┌──

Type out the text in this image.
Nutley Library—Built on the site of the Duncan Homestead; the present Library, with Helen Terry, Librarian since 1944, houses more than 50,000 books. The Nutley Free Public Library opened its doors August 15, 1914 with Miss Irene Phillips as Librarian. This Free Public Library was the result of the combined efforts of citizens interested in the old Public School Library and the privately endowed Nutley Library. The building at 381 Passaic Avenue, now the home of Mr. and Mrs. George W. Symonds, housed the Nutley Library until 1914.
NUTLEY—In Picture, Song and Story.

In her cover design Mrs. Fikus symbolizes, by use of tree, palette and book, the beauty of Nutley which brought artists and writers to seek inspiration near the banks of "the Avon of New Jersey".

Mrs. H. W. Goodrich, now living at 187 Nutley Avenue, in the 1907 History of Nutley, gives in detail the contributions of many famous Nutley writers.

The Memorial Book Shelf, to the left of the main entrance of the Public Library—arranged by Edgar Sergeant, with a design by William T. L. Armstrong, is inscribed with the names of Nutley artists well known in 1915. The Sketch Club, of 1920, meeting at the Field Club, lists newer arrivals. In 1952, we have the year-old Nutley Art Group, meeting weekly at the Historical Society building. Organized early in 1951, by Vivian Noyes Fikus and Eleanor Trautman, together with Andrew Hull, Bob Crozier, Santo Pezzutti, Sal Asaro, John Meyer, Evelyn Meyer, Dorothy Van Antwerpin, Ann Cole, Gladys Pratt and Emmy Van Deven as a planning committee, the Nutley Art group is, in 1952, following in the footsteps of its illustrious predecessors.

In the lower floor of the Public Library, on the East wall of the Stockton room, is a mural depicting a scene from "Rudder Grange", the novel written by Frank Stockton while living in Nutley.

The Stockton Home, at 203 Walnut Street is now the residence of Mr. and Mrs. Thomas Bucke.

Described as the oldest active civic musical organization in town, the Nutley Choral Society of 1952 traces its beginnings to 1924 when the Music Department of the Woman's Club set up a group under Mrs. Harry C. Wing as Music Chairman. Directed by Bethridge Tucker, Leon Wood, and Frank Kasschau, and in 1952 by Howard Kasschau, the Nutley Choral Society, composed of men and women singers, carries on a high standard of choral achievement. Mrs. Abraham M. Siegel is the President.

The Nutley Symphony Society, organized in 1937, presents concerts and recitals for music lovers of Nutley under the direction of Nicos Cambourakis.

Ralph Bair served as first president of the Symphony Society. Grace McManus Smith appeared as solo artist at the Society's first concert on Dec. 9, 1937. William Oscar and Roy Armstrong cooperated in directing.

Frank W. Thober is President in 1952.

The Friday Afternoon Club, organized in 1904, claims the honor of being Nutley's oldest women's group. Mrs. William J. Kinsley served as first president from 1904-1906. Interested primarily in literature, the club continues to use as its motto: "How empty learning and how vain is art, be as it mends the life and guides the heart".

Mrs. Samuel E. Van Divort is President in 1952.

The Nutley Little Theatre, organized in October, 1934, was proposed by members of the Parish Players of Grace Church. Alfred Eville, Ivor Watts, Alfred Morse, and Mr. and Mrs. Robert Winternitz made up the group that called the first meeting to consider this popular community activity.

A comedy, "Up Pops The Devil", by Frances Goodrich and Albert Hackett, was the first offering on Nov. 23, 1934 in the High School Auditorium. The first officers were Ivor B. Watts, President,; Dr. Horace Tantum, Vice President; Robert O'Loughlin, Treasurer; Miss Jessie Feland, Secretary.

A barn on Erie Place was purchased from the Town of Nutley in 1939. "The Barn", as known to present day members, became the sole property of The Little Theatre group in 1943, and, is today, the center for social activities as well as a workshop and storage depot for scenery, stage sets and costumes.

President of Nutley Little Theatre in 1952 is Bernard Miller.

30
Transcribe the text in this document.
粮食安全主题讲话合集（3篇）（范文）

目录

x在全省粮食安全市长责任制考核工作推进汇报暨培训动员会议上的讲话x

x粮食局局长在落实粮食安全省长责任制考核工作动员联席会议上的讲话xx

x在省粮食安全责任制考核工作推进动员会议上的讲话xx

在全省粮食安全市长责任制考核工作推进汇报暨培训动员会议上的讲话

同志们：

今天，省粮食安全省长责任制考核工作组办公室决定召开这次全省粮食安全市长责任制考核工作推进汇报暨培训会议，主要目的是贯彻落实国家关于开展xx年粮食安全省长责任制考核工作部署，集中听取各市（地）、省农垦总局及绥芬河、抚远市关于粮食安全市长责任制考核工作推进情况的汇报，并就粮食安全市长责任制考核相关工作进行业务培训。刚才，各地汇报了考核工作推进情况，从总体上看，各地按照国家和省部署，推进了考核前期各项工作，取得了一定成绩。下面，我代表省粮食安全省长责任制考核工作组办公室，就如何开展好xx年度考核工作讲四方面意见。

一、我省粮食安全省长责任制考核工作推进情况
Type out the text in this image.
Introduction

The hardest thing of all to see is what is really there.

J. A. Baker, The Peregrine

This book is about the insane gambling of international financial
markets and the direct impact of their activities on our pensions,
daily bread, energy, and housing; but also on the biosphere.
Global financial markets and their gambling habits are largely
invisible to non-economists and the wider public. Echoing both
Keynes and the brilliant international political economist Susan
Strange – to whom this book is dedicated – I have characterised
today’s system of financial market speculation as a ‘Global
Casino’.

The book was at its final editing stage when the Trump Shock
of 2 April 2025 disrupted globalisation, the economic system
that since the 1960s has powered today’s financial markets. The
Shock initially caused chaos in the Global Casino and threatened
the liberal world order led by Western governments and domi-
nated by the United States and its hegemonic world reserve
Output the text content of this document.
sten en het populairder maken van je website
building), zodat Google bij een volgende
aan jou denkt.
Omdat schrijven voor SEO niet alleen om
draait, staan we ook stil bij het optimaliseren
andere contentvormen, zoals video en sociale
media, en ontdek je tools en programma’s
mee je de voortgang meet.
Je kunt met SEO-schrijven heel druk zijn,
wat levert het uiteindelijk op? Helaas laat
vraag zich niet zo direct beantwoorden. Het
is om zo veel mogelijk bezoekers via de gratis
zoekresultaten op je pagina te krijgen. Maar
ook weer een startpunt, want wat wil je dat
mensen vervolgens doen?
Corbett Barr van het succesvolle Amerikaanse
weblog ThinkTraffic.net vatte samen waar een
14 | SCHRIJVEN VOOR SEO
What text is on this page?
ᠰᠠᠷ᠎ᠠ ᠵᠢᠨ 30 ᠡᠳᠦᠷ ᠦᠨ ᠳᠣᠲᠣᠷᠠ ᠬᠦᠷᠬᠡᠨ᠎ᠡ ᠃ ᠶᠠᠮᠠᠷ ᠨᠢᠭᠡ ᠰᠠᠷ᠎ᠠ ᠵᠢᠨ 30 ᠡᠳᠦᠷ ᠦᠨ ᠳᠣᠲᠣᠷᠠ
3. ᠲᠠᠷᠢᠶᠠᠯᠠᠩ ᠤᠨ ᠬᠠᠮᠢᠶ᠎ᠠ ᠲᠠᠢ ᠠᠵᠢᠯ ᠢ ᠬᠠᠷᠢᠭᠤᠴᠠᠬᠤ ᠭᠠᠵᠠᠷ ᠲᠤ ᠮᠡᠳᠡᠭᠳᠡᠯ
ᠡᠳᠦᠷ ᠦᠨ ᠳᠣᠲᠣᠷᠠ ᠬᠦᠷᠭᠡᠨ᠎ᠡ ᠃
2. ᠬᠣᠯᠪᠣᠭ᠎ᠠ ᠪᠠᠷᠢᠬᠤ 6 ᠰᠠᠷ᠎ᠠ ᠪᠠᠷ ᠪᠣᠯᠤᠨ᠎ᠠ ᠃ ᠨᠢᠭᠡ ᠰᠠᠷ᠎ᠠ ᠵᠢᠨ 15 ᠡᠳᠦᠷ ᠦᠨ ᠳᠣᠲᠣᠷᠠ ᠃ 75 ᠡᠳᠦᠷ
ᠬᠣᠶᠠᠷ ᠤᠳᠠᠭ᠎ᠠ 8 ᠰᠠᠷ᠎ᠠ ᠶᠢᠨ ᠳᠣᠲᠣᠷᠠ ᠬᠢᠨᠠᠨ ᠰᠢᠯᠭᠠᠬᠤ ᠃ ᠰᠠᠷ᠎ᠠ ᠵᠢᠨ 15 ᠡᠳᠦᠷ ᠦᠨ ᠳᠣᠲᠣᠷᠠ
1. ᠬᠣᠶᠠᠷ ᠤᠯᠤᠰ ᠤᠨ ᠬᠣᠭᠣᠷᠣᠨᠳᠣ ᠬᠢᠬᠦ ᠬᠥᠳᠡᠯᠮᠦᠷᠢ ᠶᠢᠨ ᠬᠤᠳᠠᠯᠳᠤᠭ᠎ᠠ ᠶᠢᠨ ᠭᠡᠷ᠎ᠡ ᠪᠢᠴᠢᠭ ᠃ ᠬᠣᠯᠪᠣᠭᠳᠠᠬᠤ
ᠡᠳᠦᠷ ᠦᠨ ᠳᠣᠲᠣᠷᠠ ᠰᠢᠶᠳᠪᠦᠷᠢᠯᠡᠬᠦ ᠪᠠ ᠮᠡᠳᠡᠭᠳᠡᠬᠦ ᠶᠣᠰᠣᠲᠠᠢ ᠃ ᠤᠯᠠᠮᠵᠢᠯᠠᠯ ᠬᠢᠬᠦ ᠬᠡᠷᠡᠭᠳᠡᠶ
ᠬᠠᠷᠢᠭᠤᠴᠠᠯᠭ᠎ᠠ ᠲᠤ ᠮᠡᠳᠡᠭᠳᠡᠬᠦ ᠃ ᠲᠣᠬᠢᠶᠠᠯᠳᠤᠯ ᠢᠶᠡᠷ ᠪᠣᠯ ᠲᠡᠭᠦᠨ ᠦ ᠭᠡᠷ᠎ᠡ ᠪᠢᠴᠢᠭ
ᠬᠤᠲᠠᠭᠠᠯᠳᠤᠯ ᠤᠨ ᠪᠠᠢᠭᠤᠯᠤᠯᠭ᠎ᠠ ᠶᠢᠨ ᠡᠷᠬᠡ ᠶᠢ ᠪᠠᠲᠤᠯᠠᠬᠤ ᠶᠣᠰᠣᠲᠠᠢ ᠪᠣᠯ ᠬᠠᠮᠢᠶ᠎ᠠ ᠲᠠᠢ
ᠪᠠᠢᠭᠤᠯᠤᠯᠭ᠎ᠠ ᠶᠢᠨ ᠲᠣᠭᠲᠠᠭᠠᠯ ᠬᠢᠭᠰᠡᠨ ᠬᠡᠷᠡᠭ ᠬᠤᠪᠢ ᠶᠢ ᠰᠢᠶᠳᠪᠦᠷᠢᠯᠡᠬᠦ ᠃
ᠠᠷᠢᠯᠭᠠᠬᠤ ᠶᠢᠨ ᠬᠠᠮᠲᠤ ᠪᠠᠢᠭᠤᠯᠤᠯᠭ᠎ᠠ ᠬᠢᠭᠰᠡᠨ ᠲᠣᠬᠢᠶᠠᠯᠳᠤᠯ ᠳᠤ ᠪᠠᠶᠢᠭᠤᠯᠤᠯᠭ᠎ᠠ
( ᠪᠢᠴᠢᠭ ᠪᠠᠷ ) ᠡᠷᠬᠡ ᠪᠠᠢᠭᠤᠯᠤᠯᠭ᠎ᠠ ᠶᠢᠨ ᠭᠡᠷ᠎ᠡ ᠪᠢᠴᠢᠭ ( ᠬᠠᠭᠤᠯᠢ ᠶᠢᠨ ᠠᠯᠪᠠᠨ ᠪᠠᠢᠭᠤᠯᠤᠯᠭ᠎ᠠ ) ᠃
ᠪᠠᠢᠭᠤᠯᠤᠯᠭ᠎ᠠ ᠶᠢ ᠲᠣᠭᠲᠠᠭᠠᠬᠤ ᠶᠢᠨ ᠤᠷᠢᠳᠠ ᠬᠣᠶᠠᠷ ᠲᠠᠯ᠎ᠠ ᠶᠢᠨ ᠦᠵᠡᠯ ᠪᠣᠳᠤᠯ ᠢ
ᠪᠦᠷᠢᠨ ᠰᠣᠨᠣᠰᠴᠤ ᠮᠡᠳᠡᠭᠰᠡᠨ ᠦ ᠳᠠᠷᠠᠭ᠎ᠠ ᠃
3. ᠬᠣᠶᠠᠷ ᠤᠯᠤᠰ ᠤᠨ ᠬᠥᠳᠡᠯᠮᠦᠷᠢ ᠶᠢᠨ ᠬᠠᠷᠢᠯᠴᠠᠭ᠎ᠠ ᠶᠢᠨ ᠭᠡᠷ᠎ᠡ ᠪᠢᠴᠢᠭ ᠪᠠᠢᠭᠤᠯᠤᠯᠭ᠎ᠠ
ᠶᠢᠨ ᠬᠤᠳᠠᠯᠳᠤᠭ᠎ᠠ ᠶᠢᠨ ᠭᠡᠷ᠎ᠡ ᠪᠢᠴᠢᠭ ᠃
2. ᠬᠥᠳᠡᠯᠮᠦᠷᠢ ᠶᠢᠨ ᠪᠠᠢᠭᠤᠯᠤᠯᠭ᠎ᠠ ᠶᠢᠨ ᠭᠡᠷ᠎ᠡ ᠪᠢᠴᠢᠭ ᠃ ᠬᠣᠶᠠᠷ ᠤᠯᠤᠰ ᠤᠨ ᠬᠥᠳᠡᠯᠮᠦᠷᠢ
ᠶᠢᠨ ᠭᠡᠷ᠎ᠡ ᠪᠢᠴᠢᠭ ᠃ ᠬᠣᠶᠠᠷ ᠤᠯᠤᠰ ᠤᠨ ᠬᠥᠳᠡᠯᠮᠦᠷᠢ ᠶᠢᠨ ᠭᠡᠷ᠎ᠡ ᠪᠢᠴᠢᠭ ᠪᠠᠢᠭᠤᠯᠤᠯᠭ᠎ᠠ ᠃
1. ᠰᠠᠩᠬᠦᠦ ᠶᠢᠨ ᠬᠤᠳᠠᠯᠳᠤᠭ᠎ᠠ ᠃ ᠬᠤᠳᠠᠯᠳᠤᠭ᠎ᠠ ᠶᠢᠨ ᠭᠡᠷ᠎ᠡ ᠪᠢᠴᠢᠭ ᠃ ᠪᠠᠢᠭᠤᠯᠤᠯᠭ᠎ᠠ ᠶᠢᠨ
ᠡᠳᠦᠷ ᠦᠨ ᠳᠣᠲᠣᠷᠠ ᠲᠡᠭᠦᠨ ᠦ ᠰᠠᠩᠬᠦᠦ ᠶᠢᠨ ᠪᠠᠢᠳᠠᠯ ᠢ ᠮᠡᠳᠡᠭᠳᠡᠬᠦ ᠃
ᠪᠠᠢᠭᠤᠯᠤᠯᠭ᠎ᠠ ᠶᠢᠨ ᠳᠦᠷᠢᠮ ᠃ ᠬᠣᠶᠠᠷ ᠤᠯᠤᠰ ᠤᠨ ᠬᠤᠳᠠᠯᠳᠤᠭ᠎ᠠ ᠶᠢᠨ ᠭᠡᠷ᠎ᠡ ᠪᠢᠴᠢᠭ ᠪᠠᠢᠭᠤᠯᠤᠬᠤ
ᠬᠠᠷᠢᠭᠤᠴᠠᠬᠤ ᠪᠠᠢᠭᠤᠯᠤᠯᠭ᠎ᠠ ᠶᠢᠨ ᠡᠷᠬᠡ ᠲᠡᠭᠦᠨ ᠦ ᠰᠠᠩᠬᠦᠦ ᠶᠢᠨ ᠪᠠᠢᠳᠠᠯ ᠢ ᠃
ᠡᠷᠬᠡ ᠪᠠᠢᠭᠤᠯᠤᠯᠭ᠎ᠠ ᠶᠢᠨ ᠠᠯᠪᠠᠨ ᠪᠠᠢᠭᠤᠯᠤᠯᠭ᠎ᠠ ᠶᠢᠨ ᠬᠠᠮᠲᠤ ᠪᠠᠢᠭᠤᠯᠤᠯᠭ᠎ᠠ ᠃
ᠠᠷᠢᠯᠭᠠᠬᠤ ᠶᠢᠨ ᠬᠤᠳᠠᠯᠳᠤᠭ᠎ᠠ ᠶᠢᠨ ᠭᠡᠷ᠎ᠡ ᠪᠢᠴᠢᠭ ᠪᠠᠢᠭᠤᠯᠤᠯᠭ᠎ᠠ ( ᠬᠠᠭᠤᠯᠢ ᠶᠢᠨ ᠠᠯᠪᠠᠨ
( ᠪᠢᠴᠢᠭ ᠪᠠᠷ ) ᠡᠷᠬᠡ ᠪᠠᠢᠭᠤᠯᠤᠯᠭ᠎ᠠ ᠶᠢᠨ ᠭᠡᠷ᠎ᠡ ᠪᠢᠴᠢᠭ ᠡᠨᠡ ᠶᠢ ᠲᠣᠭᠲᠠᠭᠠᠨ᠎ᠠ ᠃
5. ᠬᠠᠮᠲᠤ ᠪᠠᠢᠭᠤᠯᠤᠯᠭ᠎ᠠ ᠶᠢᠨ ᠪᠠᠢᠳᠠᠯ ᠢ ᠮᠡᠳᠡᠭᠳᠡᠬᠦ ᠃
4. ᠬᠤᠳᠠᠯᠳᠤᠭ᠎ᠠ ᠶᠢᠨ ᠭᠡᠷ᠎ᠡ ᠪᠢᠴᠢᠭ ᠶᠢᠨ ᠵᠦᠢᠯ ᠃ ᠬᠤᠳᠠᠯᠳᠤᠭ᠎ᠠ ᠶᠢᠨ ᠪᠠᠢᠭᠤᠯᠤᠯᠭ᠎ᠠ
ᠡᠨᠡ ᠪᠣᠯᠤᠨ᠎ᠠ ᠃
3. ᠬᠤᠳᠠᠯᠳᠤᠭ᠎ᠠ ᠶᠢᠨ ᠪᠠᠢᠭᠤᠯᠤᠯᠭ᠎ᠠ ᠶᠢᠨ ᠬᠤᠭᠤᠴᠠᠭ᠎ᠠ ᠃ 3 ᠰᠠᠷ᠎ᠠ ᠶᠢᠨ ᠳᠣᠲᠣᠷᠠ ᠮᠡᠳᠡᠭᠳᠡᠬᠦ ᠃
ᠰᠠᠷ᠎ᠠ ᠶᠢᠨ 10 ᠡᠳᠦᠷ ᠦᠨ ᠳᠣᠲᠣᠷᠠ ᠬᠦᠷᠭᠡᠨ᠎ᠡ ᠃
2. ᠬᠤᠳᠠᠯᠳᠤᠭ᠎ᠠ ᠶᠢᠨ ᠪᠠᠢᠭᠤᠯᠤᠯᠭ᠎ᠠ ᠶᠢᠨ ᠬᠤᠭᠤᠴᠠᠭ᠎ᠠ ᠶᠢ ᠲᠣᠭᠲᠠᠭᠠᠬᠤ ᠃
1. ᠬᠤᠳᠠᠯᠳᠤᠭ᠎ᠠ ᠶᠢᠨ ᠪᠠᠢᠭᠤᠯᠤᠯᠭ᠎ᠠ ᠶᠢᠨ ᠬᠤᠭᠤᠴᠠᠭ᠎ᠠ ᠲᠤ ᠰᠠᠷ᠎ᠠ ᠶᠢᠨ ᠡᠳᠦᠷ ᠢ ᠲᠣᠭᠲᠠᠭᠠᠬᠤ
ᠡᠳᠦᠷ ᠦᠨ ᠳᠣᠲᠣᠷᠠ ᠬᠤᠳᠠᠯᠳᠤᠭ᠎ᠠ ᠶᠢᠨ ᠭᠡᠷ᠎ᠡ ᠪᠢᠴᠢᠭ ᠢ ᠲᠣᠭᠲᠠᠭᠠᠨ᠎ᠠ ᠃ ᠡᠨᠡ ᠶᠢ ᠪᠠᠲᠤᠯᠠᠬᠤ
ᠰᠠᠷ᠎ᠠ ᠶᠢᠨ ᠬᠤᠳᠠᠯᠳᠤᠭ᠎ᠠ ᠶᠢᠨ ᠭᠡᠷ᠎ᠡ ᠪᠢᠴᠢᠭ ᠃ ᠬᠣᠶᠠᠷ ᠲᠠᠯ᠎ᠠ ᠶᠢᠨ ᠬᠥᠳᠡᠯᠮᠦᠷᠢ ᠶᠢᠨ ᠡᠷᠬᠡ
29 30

└──

AIM -
From the data above, count the lines where "markets" occurs and give that figure and nothing else.

SOLUTION -
3